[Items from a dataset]
○ ○ ○ ○ ○
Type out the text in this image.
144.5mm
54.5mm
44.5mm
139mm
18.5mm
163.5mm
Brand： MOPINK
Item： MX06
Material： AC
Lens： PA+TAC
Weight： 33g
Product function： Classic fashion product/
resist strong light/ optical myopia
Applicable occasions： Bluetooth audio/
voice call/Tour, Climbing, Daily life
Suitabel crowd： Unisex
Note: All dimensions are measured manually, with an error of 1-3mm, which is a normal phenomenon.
○ ○ ○ ○ ○
[The task]
All of the material must be reproduced exactly.

[The response]
Type out the text in this image.
144.5mm
54.5mm
44.5mm
139mm
18.5mm
163.5mm
Brand： MOPINK
Item： MX06
Material： AC
Lens： PA+TAC
Weight： 33g
Product function： Classic fashion product/
resist strong light/ optical myopia
Applicable occasions： Bluetooth audio/
voice call/Tour, Climbing, Daily life
Suitabel crowd： Unisex
Note: All dimensions are measured manually, with an error of 1-3mm, which is a normal phenomenon.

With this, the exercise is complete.